**What the task requires**
Pull every line containing "Difluoro" from the entries.

**Records for processing**

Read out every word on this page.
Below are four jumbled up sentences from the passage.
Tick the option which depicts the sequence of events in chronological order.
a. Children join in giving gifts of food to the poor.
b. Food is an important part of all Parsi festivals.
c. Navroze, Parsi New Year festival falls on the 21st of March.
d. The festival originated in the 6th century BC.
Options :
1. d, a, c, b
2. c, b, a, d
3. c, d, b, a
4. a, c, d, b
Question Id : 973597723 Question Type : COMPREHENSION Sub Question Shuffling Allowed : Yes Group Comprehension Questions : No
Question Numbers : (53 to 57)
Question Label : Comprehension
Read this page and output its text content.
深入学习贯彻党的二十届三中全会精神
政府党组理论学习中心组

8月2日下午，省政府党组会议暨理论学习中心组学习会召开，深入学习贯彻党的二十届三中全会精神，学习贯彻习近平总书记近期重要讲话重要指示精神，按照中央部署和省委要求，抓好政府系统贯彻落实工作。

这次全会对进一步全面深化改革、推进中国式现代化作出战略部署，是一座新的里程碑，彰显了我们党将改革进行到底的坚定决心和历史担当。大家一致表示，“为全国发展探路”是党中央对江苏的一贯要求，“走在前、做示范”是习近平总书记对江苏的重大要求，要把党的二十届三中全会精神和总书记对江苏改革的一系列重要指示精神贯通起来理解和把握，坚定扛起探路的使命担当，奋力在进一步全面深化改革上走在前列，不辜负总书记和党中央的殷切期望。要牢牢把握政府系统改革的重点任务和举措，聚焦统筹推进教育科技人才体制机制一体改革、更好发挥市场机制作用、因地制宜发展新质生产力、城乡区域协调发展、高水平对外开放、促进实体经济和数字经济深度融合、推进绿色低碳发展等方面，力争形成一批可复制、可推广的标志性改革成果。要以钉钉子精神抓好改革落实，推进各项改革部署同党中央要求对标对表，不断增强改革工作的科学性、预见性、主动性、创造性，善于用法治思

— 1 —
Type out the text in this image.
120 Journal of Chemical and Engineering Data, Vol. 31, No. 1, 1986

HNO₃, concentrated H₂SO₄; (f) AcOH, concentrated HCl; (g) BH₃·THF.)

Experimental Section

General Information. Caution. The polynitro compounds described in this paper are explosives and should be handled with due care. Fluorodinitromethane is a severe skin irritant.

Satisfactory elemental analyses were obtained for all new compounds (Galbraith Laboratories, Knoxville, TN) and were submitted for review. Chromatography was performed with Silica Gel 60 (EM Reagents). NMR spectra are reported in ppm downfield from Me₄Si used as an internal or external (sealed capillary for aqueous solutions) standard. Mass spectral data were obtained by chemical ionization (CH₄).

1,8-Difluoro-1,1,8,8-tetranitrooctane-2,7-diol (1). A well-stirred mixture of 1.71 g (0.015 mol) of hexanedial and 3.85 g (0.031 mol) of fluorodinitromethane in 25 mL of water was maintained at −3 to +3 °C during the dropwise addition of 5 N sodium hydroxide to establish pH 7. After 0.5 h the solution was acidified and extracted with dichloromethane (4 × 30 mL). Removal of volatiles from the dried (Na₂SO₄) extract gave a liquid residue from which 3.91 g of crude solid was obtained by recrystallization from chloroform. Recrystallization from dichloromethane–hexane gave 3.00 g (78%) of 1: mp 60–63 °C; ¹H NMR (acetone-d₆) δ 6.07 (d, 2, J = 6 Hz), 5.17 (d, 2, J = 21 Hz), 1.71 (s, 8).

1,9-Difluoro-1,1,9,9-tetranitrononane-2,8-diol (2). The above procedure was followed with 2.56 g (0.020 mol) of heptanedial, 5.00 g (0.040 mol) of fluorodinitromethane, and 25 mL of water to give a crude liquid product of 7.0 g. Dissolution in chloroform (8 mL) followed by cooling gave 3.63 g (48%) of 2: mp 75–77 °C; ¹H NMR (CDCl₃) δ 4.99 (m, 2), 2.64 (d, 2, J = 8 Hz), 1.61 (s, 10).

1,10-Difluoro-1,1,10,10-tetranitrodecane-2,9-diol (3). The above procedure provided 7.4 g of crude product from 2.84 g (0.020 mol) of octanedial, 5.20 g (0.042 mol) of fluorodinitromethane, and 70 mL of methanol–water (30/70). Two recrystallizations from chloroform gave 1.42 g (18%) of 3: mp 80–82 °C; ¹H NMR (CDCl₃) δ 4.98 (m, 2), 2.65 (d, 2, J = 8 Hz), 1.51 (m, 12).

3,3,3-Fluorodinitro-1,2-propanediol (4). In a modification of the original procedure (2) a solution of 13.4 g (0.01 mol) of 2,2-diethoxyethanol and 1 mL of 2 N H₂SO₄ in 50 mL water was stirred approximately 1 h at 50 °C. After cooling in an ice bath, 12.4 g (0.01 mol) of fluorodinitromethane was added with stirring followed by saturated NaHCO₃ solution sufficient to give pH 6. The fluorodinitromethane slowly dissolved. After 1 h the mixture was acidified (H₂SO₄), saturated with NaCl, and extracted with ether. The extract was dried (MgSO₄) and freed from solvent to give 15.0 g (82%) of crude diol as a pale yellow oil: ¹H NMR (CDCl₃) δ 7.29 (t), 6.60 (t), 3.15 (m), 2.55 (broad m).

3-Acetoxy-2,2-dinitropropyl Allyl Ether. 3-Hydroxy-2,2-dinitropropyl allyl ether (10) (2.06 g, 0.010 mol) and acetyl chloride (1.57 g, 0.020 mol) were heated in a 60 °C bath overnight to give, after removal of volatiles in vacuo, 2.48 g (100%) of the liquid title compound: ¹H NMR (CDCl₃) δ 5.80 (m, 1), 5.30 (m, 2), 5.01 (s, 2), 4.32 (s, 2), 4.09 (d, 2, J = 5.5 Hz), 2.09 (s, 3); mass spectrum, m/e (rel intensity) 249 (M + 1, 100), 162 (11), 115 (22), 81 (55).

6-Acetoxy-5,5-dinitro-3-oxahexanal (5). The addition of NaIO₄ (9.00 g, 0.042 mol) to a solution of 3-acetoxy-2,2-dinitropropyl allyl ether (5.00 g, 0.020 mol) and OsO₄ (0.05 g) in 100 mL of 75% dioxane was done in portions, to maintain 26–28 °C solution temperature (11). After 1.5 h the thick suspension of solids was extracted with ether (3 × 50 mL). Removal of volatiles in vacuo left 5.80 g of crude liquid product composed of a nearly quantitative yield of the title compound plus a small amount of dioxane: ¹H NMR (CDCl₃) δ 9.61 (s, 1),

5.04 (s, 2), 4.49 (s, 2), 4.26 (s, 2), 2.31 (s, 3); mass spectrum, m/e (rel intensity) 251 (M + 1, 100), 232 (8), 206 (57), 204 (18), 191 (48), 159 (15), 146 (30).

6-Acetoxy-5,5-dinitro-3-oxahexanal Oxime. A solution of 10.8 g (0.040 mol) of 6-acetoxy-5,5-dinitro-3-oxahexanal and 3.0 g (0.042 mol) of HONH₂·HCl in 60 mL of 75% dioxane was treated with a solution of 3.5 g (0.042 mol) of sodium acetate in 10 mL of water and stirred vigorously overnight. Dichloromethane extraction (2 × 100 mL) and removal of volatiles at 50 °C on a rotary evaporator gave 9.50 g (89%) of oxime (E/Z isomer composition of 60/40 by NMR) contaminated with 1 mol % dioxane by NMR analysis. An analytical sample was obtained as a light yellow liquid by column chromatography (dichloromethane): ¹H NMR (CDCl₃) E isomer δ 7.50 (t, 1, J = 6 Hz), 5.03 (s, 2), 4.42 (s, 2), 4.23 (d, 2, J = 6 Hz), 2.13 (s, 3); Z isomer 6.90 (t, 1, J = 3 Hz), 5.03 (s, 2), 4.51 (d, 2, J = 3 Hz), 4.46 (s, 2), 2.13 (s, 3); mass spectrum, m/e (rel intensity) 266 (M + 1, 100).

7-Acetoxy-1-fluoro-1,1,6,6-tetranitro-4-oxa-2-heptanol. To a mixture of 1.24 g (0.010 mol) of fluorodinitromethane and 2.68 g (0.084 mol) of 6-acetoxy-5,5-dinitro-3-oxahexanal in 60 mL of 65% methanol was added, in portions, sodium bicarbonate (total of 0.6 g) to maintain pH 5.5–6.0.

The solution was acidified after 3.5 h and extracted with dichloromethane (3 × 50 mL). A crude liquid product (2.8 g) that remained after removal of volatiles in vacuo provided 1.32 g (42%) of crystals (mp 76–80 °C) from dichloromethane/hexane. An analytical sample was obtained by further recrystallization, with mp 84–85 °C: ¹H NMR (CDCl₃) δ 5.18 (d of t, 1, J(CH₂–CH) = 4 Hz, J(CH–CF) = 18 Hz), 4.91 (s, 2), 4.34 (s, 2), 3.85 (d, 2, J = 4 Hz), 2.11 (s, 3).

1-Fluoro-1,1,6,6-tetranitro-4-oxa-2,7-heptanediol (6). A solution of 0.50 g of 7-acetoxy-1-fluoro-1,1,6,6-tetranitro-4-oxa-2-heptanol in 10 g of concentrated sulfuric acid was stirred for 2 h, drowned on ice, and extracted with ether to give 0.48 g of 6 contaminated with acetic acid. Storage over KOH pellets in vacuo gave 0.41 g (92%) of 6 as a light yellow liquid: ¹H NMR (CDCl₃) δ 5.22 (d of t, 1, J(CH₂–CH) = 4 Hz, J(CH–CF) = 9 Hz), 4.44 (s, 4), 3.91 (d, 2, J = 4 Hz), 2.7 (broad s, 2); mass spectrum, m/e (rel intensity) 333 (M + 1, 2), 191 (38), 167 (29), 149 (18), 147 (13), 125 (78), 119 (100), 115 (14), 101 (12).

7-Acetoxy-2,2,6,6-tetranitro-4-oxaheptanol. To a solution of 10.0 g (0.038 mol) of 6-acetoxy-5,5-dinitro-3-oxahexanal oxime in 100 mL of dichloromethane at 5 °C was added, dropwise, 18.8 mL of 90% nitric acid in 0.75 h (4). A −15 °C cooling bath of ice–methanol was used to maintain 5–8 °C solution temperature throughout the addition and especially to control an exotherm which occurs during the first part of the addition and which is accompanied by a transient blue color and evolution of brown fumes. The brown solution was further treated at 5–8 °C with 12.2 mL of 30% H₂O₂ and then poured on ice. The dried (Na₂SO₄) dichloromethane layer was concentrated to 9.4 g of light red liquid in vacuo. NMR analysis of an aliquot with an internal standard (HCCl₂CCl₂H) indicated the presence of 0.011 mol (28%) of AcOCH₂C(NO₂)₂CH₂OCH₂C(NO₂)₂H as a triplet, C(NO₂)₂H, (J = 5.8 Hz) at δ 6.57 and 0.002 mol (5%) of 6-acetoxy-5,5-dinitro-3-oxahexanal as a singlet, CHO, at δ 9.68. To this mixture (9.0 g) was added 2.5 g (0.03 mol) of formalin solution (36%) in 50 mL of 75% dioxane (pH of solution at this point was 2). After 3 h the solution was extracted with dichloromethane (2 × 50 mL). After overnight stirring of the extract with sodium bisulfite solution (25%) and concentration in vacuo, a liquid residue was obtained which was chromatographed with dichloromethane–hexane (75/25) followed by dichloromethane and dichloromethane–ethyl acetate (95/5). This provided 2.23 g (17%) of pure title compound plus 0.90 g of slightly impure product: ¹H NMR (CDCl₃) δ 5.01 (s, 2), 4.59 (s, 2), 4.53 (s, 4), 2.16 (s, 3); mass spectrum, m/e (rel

**Reply**
1,8-Difluoro-1,1,8,8-tetranitrooctane-2,7-diol (1). A well-stirred mixture of 1.71 g (0.015 mol) of hexanedial and 3.85 g (0.031 mol) of fluorodinitromethane in 25 mL of water was maintained at −3 to +3 °C during the dropwise addition of 5 N sodium hydroxide to establish pH 7. After 0.5 h the solution was acidified and extracted with dichloromethane (4 × 30 mL). Removal of volatiles from the dried (Na₂SO₄) extract gave a liquid residue from which 3.91 g of crude solid was obtained by recrystallization from chloroform. Recrystallization from dichloromethane–hexane gave 3.00 g (78%) of 1: mp 60–63 °C; ¹H NMR (acetone-d₆) δ 6.07 (d, 2, J = 6 Hz), 5.17 (d, 2, J = 21 Hz), 1.71 (s, 8).
1,9-Difluoro-1,1,9,9-tetranitrononane-2,8-diol (2). The above procedure was followed with 2.56 g (0.020 mol) of heptanedial, 5.00 g (0.040 mol) of fluorodinitromethane, and 25 mL of water to give a crude liquid product of 7.0 g. Dissolution in chloroform (8 mL) followed by cooling gave 3.63 g (48%) of 2: mp 75–77 °C; ¹H NMR (CDCl₃) δ 4.99 (m, 2), 2.64 (d, 2, J = 8 Hz), 1.61 (s, 10).
1,10-Difluoro-1,1,10,10-tetranitrodecane-2,9-diol (3). The above procedure provided 7.4 g of crude product from 2.84 g (0.020 mol) of octanedial, 5.20 g (0.042 mol) of fluorodinitromethane, and 70 mL of methanol–water (30/70). Two recrystallizations from chloroform gave 1.42 g (18%) of 3: mp 80–82 °C; ¹H NMR (CDCl₃) δ 4.98 (m, 2), 2.65 (d, 2, J = 8 Hz), 1.51 (m, 12).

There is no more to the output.